* _WHAT TO DO_
Return the full listing exactly as it is written.

* _STORED DATA_
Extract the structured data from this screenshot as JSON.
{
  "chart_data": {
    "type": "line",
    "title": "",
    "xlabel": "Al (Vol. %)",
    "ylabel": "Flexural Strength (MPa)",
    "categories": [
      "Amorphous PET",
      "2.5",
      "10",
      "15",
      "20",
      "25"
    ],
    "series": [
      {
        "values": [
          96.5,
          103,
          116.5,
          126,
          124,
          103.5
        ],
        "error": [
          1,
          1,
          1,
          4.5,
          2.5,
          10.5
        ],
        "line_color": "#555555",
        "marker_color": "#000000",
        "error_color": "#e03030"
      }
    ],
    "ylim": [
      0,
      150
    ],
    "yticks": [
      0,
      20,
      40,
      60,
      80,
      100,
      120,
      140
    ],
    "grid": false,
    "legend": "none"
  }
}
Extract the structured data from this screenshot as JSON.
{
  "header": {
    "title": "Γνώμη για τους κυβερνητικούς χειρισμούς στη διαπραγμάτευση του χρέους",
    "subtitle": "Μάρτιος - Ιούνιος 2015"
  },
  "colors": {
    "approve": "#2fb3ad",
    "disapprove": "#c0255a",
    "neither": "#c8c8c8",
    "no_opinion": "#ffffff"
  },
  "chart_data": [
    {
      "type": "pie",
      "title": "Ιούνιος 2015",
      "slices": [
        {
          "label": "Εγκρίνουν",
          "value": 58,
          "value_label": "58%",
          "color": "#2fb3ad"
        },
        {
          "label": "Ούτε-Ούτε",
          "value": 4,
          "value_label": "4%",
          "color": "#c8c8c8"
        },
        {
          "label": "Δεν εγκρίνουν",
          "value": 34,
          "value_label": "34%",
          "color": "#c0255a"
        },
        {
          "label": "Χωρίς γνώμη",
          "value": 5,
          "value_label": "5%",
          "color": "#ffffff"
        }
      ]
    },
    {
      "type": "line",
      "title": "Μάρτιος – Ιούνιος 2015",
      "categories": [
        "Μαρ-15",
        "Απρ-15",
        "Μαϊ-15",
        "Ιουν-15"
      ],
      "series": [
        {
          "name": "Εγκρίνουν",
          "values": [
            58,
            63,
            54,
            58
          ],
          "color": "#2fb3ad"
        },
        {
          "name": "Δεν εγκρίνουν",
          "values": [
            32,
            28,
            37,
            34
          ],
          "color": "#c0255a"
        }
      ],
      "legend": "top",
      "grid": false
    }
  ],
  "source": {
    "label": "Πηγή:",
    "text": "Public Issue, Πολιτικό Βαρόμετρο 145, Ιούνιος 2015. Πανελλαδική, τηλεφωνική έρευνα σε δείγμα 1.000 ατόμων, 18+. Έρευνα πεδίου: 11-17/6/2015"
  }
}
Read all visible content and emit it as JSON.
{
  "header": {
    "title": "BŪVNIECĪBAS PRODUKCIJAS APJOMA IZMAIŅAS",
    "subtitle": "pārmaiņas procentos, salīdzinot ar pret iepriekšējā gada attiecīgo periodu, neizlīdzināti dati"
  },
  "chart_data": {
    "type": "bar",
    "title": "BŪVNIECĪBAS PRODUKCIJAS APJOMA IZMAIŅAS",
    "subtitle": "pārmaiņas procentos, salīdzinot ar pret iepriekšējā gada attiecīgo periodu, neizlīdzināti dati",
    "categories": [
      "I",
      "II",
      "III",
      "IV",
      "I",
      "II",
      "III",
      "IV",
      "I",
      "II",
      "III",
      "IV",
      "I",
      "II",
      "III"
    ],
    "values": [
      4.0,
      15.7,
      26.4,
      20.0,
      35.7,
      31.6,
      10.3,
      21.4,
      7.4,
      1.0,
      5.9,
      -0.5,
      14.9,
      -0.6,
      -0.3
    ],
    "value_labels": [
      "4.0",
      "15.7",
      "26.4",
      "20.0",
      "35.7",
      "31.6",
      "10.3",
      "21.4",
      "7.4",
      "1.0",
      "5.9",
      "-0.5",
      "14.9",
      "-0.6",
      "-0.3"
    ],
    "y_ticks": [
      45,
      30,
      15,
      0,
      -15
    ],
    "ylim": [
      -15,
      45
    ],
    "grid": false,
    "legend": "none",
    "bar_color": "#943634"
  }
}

* _WRITTEN RESPONSE_
Extract the structured data from this screenshot as JSON.
{
  "chart_data": {
    "type": "line",
    "title": "",
    "xlabel": "Al (Vol. %)",
    "ylabel": "Flexural Strength (MPa)",
    "categories": [
      "Amorphous PET",
      "2.5",
      "10",
      "15",
      "20",
      "25"
    ],
    "series": [
      {
        "values": [
          96.5,
          103,
          116.5,
          126,
          124,
          103.5
        ],
        "error": [
          1,
          1,
          1,
          4.5,
          2.5,
          10.5
        ],
        "line_color": "#555555",
        "marker_color": "#000000",
        "error_color": "#e03030"
      }
    ],
    "ylim": [
      0,
      150
    ],
    "yticks": [
      0,
      20,
      40,
      60,
      80,
      100,
      120,
      140
    ],
    "grid": false,
    "legend": "none"
  }
}
Extract the structured data from this screenshot as JSON.
{
  "header": {
    "title": "Γνώμη για τους κυβερνητικούς χειρισμούς στη διαπραγμάτευση του χρέους",
    "subtitle": "Μάρτιος - Ιούνιος 2015"
  },
  "colors": {
    "approve": "#2fb3ad",
    "disapprove": "#c0255a",
    "neither": "#c8c8c8",
    "no_opinion": "#ffffff"
  },
  "chart_data": [
    {
      "type": "pie",
      "title": "Ιούνιος 2015",
      "slices": [
        {
          "label": "Εγκρίνουν",
          "value": 58,
          "value_label": "58%",
          "color": "#2fb3ad"
        },
        {
          "label": "Ούτε-Ούτε",
          "value": 4,
          "value_label": "4%",
          "color": "#c8c8c8"
        },
        {
          "label": "Δεν εγκρίνουν",
          "value": 34,
          "value_label": "34%",
          "color": "#c0255a"
        },
        {
          "label": "Χωρίς γνώμη",
          "value": 5,
          "value_label": "5%",
          "color": "#ffffff"
        }
      ]
    },
    {
      "type": "line",
      "title": "Μάρτιος – Ιούνιος 2015",
      "categories": [
        "Μαρ-15",
        "Απρ-15",
        "Μαϊ-15",
        "Ιουν-15"
      ],
      "series": [
        {
          "name": "Εγκρίνουν",
          "values": [
            58,
            63,
            54,
            58
          ],
          "color": "#2fb3ad"
        },
        {
          "name": "Δεν εγκρίνουν",
          "values": [
            32,
            28,
            37,
            34
          ],
          "color": "#c0255a"
        }
      ],
      "legend": "top",
      "grid": false
    }
  ],
  "source": {
    "label": "Πηγή:",
    "text": "Public Issue, Πολιτικό Βαρόμετρο 145, Ιούνιος 2015. Πανελλαδική, τηλεφωνική έρευνα σε δείγμα 1.000 ατόμων, 18+. Έρευνα πεδίου: 11-17/6/2015"
  }
}
Read all visible content and emit it as JSON.
{
  "header": {
    "title": "BŪVNIECĪBAS PRODUKCIJAS APJOMA IZMAIŅAS",
    "subtitle": "pārmaiņas procentos, salīdzinot ar pret iepriekšējā gada attiecīgo periodu, neizlīdzināti dati"
  },
  "chart_data": {
    "type": "bar",
    "title": "BŪVNIECĪBAS PRODUKCIJAS APJOMA IZMAIŅAS",
    "subtitle": "pārmaiņas procentos, salīdzinot ar pret iepriekšējā gada attiecīgo periodu, neizlīdzināti dati",
    "categories": [
      "I",
      "II",
      "III",
      "IV",
      "I",
      "II",
      "III",
      "IV",
      "I",
      "II",
      "III",
      "IV",
      "I",
      "II",
      "III"
    ],
    "values": [
      4.0,
      15.7,
      26.4,
      20.0,
      35.7,
      31.6,
      10.3,
      21.4,
      7.4,
      1.0,
      5.9,
      -0.5,
      14.9,
      -0.6,
      -0.3
    ],
    "value_labels": [
      "4.0",
      "15.7",
      "26.4",
      "20.0",
      "35.7",
      "31.6",
      "10.3",
      "21.4",
      "7.4",
      "1.0",
      "5.9",
      "-0.5",
      "14.9",
      "-0.6",
      "-0.3"
    ],
    "y_ticks": [
      45,
      30,
      15,
      0,
      -15
    ],
    "ylim": [
      -15,
      45
    ],
    "grid": false,
    "legend": "none",
    "bar_color": "#943634"
  }
}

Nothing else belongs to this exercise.